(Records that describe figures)
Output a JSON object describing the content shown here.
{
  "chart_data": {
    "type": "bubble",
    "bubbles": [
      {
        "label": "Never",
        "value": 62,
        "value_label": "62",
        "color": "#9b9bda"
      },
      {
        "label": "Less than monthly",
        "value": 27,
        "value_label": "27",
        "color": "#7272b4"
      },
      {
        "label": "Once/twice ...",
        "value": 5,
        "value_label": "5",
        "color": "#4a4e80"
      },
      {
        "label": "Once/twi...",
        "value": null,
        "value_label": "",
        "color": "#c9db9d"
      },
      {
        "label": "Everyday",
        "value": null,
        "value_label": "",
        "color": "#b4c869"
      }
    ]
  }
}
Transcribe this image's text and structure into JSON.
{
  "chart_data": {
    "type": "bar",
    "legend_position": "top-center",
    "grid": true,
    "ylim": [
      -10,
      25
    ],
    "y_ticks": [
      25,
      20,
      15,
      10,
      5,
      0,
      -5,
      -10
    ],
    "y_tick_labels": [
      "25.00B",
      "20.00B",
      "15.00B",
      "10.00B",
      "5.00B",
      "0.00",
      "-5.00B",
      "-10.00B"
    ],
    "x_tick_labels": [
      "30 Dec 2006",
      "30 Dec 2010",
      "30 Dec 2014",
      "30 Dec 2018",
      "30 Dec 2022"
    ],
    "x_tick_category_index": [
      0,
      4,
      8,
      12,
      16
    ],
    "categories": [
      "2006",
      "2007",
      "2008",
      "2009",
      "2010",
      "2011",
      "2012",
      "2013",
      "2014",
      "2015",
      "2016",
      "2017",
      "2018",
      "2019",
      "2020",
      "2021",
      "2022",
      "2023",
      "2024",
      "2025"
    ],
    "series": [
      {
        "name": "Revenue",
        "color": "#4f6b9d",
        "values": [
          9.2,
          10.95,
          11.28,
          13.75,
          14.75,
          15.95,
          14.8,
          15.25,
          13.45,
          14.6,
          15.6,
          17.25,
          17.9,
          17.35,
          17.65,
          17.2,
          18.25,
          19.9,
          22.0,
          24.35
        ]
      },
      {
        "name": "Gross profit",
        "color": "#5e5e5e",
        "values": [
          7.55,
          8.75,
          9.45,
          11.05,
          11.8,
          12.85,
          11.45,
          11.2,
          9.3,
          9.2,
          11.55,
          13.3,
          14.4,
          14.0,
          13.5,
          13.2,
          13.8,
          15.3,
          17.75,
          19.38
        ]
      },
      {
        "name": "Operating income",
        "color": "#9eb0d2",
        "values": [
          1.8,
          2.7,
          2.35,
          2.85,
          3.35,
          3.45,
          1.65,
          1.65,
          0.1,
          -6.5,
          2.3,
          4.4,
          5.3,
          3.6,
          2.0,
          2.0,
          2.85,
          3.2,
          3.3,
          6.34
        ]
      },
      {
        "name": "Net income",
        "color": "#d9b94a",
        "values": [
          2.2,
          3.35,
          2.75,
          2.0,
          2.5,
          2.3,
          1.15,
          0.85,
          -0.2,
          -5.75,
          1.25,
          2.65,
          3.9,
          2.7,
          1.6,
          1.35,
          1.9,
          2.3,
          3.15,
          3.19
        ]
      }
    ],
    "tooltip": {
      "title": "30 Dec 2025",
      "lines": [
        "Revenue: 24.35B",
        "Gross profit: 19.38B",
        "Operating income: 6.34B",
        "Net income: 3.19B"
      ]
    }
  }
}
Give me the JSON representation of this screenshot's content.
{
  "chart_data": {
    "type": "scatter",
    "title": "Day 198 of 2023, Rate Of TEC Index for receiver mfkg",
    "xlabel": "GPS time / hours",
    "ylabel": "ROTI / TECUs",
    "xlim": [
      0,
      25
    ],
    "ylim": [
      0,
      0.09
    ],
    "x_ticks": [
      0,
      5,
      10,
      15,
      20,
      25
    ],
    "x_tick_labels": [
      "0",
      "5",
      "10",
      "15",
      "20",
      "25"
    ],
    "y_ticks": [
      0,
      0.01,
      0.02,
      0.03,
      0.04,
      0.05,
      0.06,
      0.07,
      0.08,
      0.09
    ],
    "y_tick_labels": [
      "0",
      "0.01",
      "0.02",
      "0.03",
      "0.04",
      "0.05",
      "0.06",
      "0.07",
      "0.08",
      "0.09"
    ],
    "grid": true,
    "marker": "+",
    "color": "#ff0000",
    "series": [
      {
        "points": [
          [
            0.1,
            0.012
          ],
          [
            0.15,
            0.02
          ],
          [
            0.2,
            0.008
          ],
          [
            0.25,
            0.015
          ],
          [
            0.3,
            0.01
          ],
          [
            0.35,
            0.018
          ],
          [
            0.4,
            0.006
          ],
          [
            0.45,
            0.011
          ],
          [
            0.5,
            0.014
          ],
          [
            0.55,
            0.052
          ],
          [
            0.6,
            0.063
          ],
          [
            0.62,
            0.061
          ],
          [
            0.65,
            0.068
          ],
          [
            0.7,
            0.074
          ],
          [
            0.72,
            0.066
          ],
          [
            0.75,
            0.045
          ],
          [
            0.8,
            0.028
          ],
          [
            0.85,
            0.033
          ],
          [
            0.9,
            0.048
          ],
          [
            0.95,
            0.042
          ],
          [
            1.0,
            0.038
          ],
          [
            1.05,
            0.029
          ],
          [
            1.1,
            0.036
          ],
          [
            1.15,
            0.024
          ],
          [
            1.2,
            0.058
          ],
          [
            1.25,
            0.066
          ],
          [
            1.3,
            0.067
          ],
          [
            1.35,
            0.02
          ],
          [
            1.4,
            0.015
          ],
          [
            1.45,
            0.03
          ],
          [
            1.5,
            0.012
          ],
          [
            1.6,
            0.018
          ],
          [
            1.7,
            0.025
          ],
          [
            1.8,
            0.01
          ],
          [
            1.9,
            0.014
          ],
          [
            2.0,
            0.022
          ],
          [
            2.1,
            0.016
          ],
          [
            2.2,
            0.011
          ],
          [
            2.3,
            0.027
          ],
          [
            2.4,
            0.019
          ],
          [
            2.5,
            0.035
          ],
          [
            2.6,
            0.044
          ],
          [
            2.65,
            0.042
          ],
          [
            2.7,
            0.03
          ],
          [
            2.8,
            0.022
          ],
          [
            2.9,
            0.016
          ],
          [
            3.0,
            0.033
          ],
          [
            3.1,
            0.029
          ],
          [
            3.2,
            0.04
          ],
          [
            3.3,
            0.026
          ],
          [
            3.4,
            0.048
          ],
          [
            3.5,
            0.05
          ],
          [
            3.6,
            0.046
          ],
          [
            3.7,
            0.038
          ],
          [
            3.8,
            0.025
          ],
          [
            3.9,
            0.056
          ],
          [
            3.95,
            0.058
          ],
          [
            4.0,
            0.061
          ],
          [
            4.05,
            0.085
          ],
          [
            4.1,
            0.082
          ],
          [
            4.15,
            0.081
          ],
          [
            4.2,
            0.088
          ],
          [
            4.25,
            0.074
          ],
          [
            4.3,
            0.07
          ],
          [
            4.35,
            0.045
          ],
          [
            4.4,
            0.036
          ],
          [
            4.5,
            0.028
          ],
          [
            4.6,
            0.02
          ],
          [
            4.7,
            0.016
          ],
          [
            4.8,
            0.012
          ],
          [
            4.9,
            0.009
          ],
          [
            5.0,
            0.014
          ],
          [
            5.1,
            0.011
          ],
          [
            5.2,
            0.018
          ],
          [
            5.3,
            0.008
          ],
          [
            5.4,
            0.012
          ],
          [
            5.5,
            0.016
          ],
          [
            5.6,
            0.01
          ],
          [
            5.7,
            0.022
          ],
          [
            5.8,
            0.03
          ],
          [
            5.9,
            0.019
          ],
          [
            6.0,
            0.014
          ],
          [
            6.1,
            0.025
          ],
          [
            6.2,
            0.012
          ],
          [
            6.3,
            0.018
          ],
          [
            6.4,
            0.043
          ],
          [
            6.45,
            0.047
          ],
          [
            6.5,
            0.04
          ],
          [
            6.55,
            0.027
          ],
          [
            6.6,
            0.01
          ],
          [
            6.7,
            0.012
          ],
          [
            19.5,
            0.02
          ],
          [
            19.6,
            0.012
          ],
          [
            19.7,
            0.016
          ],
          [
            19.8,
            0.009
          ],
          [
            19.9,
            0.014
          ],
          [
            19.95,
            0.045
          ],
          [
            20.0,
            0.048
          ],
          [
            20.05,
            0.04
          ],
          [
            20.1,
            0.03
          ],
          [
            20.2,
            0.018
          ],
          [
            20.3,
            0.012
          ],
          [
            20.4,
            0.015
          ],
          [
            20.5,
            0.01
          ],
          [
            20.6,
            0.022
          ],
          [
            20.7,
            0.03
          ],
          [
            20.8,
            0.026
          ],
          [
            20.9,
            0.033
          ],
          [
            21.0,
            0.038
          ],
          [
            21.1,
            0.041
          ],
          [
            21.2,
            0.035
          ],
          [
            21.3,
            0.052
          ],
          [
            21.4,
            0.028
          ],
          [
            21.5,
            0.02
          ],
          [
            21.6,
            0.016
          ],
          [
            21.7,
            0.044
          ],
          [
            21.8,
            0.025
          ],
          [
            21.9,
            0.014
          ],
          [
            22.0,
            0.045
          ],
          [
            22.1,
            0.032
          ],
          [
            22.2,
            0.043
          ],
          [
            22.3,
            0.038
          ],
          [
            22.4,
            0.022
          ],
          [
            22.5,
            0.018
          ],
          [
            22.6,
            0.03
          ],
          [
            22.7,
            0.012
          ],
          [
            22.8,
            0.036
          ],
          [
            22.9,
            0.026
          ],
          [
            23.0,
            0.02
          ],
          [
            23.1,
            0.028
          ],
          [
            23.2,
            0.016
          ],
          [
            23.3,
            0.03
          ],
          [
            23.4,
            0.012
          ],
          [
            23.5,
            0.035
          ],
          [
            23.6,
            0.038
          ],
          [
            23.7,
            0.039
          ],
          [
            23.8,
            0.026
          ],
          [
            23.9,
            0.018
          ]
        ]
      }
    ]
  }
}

* _REQUEST_
Copy out each line of the material that holds the word "name".

* _FINAL ANSWER_
        "name": "Revenue",
        "name": "Gross profit",
        "name": "Operating income",
        "name": "Net income",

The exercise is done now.